[Rows from a dataset]
------------------------------------------------

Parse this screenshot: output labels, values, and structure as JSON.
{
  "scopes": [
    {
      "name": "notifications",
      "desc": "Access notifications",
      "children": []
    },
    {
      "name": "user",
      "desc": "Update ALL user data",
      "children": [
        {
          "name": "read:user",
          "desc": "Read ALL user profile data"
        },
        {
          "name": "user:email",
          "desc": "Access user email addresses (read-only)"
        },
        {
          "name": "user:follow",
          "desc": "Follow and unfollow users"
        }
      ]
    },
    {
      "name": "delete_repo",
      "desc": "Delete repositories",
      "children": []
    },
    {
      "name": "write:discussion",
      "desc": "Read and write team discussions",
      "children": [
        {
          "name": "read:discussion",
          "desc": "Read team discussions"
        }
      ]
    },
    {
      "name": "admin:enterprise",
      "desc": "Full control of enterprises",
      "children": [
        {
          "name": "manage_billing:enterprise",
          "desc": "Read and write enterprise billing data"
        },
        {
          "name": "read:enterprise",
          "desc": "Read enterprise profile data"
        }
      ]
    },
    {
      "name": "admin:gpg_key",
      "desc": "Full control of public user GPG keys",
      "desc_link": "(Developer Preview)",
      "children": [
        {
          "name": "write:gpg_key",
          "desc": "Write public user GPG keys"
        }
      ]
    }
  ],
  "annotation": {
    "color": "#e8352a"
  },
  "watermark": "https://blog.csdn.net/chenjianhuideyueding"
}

------------------------------------------------

To be done: Your task is to give the records above again, exactly.

Final answer:
Parse this screenshot: output labels, values, and structure as JSON.
{
  "scopes": [
    {
      "name": "notifications",
      "desc": "Access notifications",
      "children": []
    },
    {
      "name": "user",
      "desc": "Update ALL user data",
      "children": [
        {
          "name": "read:user",
          "desc": "Read ALL user profile data"
        },
        {
          "name": "user:email",
          "desc": "Access user email addresses (read-only)"
        },
        {
          "name": "user:follow",
          "desc": "Follow and unfollow users"
        }
      ]
    },
    {
      "name": "delete_repo",
      "desc": "Delete repositories",
      "children": []
    },
    {
      "name": "write:discussion",
      "desc": "Read and write team discussions",
      "children": [
        {
          "name": "read:discussion",
          "desc": "Read team discussions"
        }
      ]
    },
    {
      "name": "admin:enterprise",
      "desc": "Full control of enterprises",
      "children": [
        {
          "name": "manage_billing:enterprise",
          "desc": "Read and write enterprise billing data"
        },
        {
          "name": "read:enterprise",
          "desc": "Read enterprise profile data"
        }
      ]
    },
    {
      "name": "admin:gpg_key",
      "desc": "Full control of public user GPG keys",
      "desc_link": "(Developer Preview)",
      "children": [
        {
          "name": "write:gpg_key",
          "desc": "Write public user GPG keys"
        }
      ]
    }
  ],
  "annotation": {
    "color": "#e8352a"
  },
  "watermark": "https://blog.csdn.net/chenjianhuideyueding"
}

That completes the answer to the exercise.